● **Exercise task**:
Check each line of the material below, and copy it if it holds the string "image".

BEGIN Records to use

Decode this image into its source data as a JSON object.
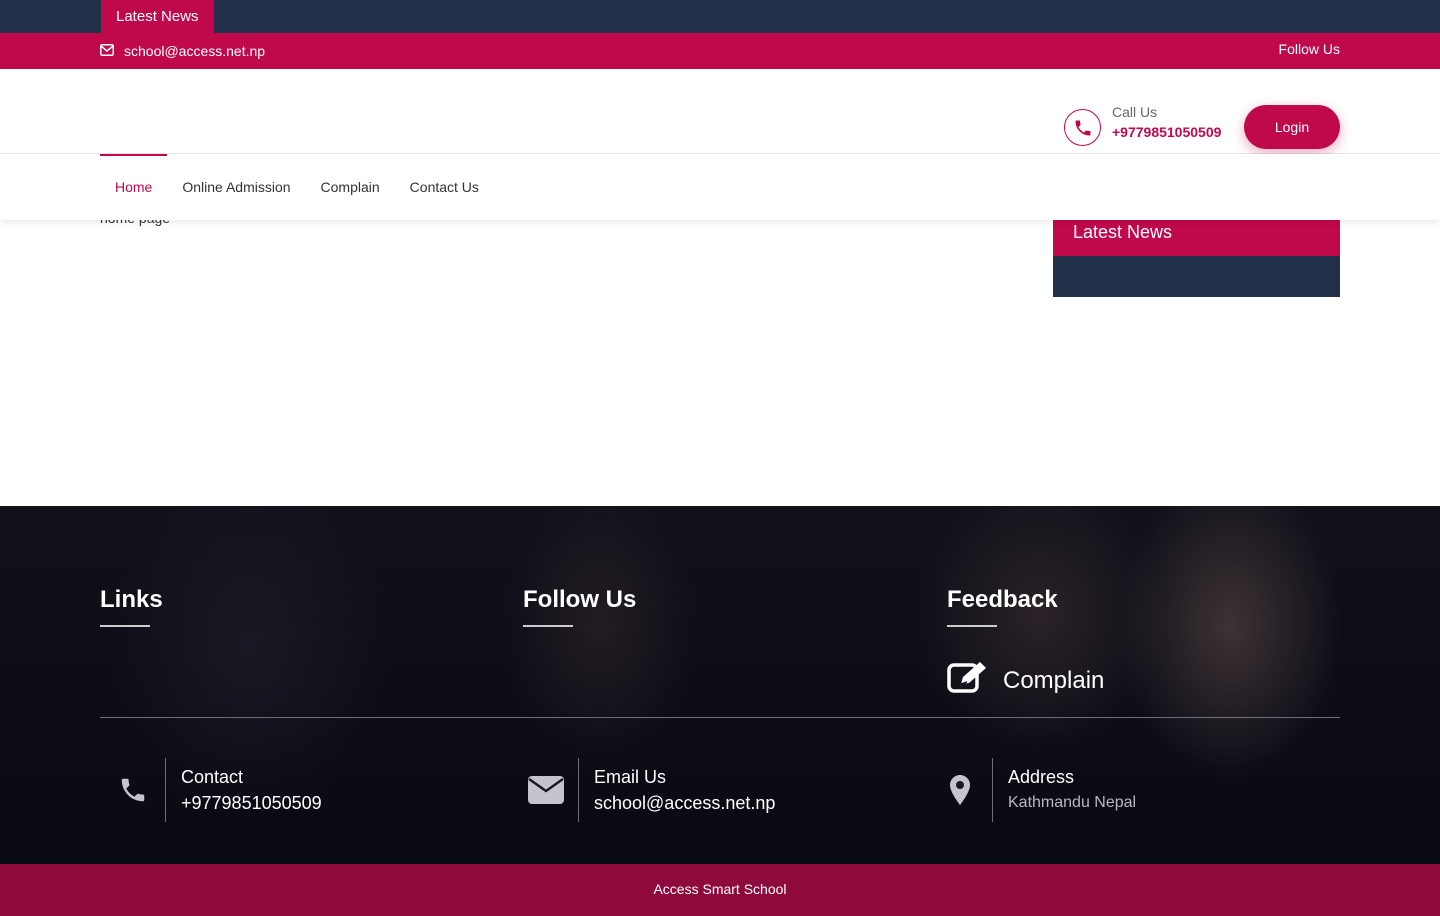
{
  "ticker": {
    "label": "Latest News"
  },
  "topbar": {
    "email": "school@access.net.np",
    "follow_label": "Follow Us"
  },
  "header": {
    "call_label": "Call Us",
    "call_number": "+9779851050509",
    "login_label": "Login"
  },
  "nav": {
    "items": [
      "Home",
      "Online Admission",
      "Complain",
      "Contact Us"
    ],
    "active": "Home"
  },
  "main": {
    "home_text": "home page"
  },
  "sidebar": {
    "news_title": "Latest News"
  },
  "footer": {
    "links_title": "Links",
    "follow_title": "Follow Us",
    "feedback_title": "Feedback",
    "complain_label": "Complain",
    "contact": {
      "label": "Contact",
      "value": "+9779851050509"
    },
    "email": {
      "label": "Email Us",
      "value": "school@access.net.np"
    },
    "address": {
      "label": "Address",
      "value": "Kathmandu Nepal"
    }
  },
  "bottombar": {
    "text": "Access Smart School"
  },
  "colors": {
    "primary": "#c0094a",
    "navy": "#223049",
    "footer_bar": "#8f0a3c"
  },
  "icons": [
    "envelope-outline-icon",
    "phone-icon",
    "edit-icon",
    "envelope-icon",
    "map-marker-icon"
  ]
}
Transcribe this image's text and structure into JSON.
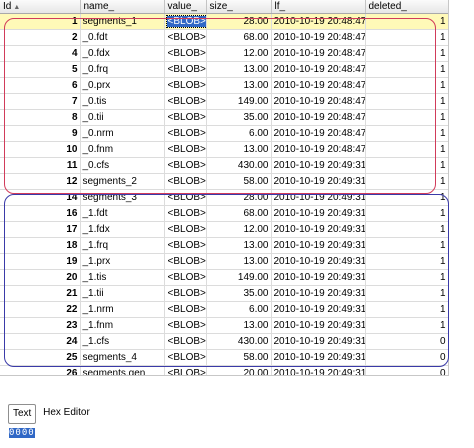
{
  "columns": [
    {
      "label": "Id",
      "sort": "▲"
    },
    {
      "label": "name_",
      "sort": ""
    },
    {
      "label": "value_",
      "sort": ""
    },
    {
      "label": "size_",
      "sort": ""
    },
    {
      "label": "lf_",
      "sort": ""
    },
    {
      "label": "deleted_",
      "sort": ""
    }
  ],
  "rows": [
    {
      "id": "1",
      "name": "segments_1",
      "value": "<BLOB>",
      "size": "28.00",
      "lf": "2010-10-19 20:48:47",
      "deleted": "1"
    },
    {
      "id": "2",
      "name": "_0.fdt",
      "value": "<BLOB>",
      "size": "68.00",
      "lf": "2010-10-19 20:48:47",
      "deleted": "1"
    },
    {
      "id": "4",
      "name": "_0.fdx",
      "value": "<BLOB>",
      "size": "12.00",
      "lf": "2010-10-19 20:48:47",
      "deleted": "1"
    },
    {
      "id": "5",
      "name": "_0.frq",
      "value": "<BLOB>",
      "size": "13.00",
      "lf": "2010-10-19 20:48:47",
      "deleted": "1"
    },
    {
      "id": "6",
      "name": "_0.prx",
      "value": "<BLOB>",
      "size": "13.00",
      "lf": "2010-10-19 20:48:47",
      "deleted": "1"
    },
    {
      "id": "7",
      "name": "_0.tis",
      "value": "<BLOB>",
      "size": "149.00",
      "lf": "2010-10-19 20:48:47",
      "deleted": "1"
    },
    {
      "id": "8",
      "name": "_0.tii",
      "value": "<BLOB>",
      "size": "35.00",
      "lf": "2010-10-19 20:48:47",
      "deleted": "1"
    },
    {
      "id": "9",
      "name": "_0.nrm",
      "value": "<BLOB>",
      "size": "6.00",
      "lf": "2010-10-19 20:48:47",
      "deleted": "1"
    },
    {
      "id": "10",
      "name": "_0.fnm",
      "value": "<BLOB>",
      "size": "13.00",
      "lf": "2010-10-19 20:48:47",
      "deleted": "1"
    },
    {
      "id": "11",
      "name": "_0.cfs",
      "value": "<BLOB>",
      "size": "430.00",
      "lf": "2010-10-19 20:49:31",
      "deleted": "1"
    },
    {
      "id": "12",
      "name": "segments_2",
      "value": "<BLOB>",
      "size": "58.00",
      "lf": "2010-10-19 20:49:31",
      "deleted": "1"
    },
    {
      "id": "14",
      "name": "segments_3",
      "value": "<BLOB>",
      "size": "28.00",
      "lf": "2010-10-19 20:49:31",
      "deleted": "1"
    },
    {
      "id": "16",
      "name": "_1.fdt",
      "value": "<BLOB>",
      "size": "68.00",
      "lf": "2010-10-19 20:49:31",
      "deleted": "1"
    },
    {
      "id": "17",
      "name": "_1.fdx",
      "value": "<BLOB>",
      "size": "12.00",
      "lf": "2010-10-19 20:49:31",
      "deleted": "1"
    },
    {
      "id": "18",
      "name": "_1.frq",
      "value": "<BLOB>",
      "size": "13.00",
      "lf": "2010-10-19 20:49:31",
      "deleted": "1"
    },
    {
      "id": "19",
      "name": "_1.prx",
      "value": "<BLOB>",
      "size": "13.00",
      "lf": "2010-10-19 20:49:31",
      "deleted": "1"
    },
    {
      "id": "20",
      "name": "_1.tis",
      "value": "<BLOB>",
      "size": "149.00",
      "lf": "2010-10-19 20:49:31",
      "deleted": "1"
    },
    {
      "id": "21",
      "name": "_1.tii",
      "value": "<BLOB>",
      "size": "35.00",
      "lf": "2010-10-19 20:49:31",
      "deleted": "1"
    },
    {
      "id": "22",
      "name": "_1.nrm",
      "value": "<BLOB>",
      "size": "6.00",
      "lf": "2010-10-19 20:49:31",
      "deleted": "1"
    },
    {
      "id": "23",
      "name": "_1.fnm",
      "value": "<BLOB>",
      "size": "13.00",
      "lf": "2010-10-19 20:49:31",
      "deleted": "1"
    },
    {
      "id": "24",
      "name": "_1.cfs",
      "value": "<BLOB>",
      "size": "430.00",
      "lf": "2010-10-19 20:49:31",
      "deleted": "0"
    },
    {
      "id": "25",
      "name": "segments_4",
      "value": "<BLOB>",
      "size": "58.00",
      "lf": "2010-10-19 20:49:31",
      "deleted": "0"
    },
    {
      "id": "26",
      "name": "segments.gen",
      "value": "<BLOB>",
      "size": "20.00",
      "lf": "2010-10-19 20:49:31",
      "deleted": "0"
    }
  ],
  "editor_tabs": [
    "Text",
    "Hex Editor"
  ],
  "hex_preview": "0000",
  "colors": {
    "selected_row": "#fff9b8",
    "group_red": "#d13b5a",
    "group_blue": "#3a3aa8",
    "focus_cell": "#3168c6"
  }
}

END Records to use

● **Correct output**:
Decode this image into its source data as a JSON object.
Transcribe this image's text and structure into JSON.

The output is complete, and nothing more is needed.